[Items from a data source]
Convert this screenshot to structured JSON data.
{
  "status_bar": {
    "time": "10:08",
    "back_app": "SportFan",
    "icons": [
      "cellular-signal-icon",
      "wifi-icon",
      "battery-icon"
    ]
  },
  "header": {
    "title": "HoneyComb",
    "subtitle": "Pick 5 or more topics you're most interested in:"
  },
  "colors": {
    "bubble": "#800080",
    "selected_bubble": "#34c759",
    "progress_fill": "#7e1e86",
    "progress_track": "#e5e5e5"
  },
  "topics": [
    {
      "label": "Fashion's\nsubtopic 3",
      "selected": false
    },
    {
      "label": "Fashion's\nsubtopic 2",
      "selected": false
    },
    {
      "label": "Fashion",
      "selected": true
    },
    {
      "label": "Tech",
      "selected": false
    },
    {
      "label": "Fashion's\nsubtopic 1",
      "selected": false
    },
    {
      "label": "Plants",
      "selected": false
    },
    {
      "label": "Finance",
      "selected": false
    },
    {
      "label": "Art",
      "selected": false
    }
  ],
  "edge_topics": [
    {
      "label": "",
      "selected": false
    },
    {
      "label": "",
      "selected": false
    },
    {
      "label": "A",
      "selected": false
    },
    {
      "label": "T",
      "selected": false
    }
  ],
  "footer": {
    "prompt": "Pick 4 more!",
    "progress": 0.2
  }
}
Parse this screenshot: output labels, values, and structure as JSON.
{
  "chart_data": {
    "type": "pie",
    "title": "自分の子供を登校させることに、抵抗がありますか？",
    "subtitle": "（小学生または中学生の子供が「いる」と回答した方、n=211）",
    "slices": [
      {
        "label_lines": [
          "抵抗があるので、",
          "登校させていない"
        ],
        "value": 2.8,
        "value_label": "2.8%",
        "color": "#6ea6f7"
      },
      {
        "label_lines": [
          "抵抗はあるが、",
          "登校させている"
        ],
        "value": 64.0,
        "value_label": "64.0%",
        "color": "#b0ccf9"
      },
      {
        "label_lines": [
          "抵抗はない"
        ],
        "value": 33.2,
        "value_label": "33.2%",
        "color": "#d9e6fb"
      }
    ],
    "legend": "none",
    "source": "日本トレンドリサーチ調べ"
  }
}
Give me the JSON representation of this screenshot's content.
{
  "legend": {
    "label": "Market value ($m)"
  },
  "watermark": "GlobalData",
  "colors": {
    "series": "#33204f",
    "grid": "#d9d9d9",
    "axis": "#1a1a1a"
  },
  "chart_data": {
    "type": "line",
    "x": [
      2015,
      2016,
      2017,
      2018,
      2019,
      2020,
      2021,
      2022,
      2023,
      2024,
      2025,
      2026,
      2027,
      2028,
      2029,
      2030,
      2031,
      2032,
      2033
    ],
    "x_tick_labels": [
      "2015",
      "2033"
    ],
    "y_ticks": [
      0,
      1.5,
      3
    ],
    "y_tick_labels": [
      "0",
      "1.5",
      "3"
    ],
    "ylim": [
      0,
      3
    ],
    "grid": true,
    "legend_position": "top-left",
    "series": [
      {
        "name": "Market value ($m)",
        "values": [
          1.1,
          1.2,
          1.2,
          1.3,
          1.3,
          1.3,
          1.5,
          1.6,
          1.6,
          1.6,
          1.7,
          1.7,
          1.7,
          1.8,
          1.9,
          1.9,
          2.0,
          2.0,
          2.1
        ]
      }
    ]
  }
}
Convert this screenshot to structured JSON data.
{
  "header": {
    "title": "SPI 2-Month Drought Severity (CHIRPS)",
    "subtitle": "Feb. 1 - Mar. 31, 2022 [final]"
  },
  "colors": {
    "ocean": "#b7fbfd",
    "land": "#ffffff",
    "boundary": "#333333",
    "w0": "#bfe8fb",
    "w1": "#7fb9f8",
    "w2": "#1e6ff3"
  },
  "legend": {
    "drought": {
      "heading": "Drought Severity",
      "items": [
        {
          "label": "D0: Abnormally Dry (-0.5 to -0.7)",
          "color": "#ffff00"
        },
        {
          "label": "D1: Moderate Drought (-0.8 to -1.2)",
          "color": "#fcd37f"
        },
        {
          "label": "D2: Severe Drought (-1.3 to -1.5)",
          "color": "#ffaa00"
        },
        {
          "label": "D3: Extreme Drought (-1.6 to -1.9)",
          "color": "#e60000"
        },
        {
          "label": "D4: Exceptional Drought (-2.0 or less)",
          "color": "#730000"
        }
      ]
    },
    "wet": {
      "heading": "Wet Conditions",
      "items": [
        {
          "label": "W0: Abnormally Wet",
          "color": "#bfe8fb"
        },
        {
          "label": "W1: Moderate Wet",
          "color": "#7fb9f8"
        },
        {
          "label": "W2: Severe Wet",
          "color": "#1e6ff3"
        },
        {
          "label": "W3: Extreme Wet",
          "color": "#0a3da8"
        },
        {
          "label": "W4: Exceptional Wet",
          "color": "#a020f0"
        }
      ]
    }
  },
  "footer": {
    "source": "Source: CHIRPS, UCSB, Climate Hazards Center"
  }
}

▶ The exercise:
List every line above that holds the word "Moderate".

▶ Answer to the problem:
          "label": "D1: Moderate Drought (-0.8 to -1.2)",
          "label": "W1: Moderate Wet",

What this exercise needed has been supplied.